# Extract to read start
# PS3 CFW now with Peek and Poke



## ThatDudeWithTheFood (Jan 10, 2011)

QUOTE said:
			
		

> Netkas and flukes1 have successfully managed to patch the lv2_kernel in 3.55 to allow peek poke.
> 
> Download is here - *snip*
> 
> ...



Yay?


----------



## Ritsuki (Jan 10, 2011)

Good news, but I'm still wating for Sony's reply to that. And I also want to be sure that installing a CFW won't get me banned from the PSN.


----------



## ThatDudeWithTheFood (Jan 10, 2011)

Well I've packaged the .pup wish me luck installing.


----------



## raulpica (Jan 10, 2011)

Awesome news for PS3 owners, today. Let us know if BMs work.


----------



## SpaceJump (Jan 10, 2011)

According to some posts on psx-scene Backup Managers still do not work. Looks like they have to be changed a litle to work.
# Extract to read end
# Given records start
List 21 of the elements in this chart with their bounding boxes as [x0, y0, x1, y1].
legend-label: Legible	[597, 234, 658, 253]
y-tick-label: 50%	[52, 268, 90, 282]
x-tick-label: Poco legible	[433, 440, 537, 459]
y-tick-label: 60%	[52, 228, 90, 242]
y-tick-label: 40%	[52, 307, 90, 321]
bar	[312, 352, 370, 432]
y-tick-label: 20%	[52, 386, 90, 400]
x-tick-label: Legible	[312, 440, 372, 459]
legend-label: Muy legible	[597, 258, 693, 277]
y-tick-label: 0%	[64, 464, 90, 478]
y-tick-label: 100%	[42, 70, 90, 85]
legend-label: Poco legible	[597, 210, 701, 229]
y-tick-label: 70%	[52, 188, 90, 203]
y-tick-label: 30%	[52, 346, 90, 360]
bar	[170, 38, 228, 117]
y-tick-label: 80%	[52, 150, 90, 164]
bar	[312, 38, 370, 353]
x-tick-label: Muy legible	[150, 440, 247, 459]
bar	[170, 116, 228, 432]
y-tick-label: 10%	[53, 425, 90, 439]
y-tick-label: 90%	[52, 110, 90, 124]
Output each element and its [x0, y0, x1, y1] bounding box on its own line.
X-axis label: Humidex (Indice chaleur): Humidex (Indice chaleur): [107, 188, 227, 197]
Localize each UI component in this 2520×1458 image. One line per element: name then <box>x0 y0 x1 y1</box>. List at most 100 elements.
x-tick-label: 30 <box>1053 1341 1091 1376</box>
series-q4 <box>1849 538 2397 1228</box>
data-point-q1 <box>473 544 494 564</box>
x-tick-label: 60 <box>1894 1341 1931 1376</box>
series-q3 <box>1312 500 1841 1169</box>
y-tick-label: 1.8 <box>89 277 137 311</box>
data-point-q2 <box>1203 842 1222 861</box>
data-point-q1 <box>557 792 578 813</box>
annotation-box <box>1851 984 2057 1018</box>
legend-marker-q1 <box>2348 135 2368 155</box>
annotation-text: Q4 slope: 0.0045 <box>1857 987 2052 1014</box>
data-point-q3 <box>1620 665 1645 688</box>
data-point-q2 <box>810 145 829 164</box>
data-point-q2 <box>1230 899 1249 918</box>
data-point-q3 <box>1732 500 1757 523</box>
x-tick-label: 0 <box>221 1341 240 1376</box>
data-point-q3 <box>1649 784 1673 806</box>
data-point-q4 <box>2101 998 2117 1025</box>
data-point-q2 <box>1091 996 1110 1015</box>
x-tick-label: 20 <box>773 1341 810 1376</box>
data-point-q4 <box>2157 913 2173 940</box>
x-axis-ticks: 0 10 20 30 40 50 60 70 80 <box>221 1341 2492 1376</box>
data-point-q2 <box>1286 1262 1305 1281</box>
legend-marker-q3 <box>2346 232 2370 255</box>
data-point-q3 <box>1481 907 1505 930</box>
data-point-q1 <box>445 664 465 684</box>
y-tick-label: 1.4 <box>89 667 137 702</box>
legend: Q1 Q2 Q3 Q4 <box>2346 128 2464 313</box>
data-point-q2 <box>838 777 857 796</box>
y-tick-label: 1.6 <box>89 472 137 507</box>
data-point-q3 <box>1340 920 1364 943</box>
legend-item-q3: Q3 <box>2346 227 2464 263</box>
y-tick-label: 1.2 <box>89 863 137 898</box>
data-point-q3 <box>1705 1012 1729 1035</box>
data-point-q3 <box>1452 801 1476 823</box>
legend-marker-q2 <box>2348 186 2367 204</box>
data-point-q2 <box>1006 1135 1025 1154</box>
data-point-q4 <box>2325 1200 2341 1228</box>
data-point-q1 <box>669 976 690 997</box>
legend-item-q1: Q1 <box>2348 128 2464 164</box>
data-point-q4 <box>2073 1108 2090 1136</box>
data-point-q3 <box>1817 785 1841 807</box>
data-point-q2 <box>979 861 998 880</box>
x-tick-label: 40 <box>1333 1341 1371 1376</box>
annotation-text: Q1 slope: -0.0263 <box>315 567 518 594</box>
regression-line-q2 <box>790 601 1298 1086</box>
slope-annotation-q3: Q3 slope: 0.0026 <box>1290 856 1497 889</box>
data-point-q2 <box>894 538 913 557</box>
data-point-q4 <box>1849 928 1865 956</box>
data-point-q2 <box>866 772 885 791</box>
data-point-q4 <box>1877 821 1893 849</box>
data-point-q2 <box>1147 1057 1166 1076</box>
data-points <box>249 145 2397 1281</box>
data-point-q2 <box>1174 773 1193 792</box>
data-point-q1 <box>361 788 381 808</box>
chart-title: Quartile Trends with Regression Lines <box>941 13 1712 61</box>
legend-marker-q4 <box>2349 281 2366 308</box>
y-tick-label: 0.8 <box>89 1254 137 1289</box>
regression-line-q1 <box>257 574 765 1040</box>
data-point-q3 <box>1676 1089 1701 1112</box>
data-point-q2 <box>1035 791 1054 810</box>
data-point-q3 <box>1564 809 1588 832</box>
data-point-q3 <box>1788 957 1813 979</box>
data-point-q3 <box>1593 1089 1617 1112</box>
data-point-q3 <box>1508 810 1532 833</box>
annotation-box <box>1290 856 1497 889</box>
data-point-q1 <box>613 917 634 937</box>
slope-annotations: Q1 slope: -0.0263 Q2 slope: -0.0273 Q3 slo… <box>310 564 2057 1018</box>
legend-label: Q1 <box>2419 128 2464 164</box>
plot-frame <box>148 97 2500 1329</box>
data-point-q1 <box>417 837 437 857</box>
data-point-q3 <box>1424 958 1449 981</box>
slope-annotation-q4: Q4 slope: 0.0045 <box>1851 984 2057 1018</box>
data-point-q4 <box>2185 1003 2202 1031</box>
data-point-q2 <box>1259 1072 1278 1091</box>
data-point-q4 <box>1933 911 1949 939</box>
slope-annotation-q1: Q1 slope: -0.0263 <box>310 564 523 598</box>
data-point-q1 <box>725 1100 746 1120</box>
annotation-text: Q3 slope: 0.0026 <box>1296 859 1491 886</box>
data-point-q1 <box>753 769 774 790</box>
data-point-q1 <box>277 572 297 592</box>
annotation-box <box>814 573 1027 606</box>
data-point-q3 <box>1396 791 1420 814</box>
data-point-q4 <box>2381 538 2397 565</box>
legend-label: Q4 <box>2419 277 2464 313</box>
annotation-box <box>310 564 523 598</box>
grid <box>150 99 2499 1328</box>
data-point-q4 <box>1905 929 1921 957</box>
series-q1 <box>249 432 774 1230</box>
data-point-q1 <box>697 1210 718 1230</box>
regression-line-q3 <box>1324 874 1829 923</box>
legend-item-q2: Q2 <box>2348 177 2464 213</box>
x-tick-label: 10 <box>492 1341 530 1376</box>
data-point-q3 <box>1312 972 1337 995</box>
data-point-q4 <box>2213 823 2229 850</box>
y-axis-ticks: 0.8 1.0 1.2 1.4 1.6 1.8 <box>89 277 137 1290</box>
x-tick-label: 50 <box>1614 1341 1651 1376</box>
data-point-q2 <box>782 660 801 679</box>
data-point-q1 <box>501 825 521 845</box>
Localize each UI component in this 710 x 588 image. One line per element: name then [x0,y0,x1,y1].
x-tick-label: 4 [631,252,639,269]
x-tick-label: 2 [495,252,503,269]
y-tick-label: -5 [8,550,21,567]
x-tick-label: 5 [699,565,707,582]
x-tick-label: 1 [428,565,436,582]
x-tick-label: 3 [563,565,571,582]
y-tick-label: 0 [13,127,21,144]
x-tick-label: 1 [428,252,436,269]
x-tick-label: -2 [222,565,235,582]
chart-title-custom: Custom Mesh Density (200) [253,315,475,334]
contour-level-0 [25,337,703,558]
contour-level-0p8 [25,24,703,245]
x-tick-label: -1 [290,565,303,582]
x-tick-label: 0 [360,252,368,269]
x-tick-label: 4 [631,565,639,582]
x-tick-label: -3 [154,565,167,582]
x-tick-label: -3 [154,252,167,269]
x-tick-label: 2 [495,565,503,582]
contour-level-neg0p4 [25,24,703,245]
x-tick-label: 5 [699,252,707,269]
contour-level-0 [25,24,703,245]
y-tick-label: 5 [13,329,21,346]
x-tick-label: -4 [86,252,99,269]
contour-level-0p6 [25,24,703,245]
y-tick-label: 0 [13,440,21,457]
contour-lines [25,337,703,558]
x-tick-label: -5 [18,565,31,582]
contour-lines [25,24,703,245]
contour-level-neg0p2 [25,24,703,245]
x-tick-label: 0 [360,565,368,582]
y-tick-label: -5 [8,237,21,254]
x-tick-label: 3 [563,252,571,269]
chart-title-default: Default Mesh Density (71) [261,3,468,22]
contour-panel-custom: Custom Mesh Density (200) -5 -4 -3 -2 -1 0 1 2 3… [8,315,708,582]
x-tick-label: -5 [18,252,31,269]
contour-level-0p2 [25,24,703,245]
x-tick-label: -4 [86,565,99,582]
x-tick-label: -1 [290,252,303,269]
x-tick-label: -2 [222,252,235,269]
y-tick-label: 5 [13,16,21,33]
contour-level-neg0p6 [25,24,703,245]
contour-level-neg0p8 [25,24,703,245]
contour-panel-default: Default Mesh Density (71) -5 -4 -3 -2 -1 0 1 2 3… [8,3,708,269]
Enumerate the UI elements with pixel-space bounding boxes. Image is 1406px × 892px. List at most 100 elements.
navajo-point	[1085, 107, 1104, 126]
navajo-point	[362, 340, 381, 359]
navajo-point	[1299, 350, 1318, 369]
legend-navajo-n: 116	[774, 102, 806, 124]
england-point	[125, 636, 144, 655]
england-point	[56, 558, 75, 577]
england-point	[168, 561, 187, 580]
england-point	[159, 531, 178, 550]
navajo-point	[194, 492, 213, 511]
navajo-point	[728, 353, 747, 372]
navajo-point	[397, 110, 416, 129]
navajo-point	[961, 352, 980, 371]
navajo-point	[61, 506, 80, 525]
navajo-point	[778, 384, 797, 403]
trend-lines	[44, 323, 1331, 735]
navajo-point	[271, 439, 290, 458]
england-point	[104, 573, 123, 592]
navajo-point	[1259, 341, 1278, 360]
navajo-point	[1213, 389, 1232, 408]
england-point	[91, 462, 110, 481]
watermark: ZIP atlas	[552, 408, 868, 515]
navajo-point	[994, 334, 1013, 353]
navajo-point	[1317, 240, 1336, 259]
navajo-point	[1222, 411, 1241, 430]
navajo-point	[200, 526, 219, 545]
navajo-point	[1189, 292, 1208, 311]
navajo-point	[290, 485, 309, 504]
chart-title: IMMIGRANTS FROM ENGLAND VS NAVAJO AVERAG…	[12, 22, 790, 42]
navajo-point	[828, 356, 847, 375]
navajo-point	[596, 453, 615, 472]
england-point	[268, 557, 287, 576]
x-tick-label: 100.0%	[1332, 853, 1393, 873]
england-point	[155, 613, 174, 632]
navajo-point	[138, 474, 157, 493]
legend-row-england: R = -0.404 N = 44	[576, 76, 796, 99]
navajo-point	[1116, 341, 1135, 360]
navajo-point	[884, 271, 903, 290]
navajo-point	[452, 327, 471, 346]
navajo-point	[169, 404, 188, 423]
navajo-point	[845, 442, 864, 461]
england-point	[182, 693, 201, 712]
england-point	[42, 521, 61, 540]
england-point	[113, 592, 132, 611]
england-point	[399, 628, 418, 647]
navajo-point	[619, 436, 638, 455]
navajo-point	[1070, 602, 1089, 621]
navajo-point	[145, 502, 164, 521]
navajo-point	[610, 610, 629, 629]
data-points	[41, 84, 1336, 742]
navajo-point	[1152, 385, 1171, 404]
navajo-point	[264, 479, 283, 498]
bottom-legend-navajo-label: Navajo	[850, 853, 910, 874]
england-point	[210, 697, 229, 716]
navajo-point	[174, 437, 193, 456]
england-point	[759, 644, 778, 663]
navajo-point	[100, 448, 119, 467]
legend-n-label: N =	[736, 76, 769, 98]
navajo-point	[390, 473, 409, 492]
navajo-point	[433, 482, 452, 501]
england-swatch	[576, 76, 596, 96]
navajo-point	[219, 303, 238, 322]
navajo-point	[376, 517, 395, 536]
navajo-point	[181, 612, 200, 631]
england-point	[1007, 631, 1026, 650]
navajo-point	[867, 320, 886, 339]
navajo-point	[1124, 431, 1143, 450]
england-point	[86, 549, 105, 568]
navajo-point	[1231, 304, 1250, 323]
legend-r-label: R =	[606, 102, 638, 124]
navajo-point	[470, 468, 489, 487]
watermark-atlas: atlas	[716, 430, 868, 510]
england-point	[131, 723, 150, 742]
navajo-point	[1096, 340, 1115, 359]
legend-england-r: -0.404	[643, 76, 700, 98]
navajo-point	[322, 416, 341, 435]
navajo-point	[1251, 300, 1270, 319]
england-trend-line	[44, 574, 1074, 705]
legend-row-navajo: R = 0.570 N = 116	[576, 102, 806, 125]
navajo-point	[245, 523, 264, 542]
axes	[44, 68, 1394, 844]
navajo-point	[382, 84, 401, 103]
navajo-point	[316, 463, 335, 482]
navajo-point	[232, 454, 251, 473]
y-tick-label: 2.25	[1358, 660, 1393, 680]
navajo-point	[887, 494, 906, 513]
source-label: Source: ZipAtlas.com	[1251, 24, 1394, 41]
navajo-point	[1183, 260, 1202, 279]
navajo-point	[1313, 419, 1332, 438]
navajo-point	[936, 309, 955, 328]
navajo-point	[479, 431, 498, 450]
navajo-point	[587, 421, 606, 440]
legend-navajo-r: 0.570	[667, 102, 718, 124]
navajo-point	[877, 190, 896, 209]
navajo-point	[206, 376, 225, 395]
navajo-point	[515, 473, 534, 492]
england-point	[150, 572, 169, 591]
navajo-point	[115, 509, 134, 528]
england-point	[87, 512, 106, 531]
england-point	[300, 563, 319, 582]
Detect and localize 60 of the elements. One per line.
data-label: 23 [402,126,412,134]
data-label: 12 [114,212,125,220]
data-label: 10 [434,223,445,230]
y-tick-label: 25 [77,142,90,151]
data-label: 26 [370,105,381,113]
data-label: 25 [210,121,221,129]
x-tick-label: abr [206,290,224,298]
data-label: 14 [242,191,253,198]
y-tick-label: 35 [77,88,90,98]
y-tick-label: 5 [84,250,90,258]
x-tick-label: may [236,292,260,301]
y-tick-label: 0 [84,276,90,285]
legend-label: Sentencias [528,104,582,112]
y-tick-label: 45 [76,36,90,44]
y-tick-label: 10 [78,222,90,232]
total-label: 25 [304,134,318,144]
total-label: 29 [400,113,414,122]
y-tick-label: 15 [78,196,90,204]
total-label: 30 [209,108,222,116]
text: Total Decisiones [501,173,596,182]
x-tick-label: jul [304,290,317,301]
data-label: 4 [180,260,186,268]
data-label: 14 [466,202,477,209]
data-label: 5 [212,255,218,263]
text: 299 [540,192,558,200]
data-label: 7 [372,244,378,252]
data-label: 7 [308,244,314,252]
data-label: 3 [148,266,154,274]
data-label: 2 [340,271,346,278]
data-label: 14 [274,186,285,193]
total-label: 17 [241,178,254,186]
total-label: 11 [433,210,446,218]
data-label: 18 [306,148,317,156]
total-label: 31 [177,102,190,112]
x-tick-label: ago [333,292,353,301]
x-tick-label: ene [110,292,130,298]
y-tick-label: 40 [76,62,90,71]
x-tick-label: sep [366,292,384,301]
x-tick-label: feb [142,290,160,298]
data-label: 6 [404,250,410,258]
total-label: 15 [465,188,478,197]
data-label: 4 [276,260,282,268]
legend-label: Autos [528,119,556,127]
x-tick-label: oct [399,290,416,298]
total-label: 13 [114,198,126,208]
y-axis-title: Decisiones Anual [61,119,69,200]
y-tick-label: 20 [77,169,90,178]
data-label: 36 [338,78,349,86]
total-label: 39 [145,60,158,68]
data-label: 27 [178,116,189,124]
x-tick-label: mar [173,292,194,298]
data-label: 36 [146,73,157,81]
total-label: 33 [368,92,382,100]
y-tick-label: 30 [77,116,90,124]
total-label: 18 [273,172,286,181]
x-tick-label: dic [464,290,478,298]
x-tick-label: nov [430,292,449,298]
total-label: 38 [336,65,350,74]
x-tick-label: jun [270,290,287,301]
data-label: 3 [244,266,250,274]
# Given records end
List each distinct username that appears as the author of a post in the PS3 CFW forum thread.

ThatDudeWithTheFood
Ritsuki
raulpica
SpaceJump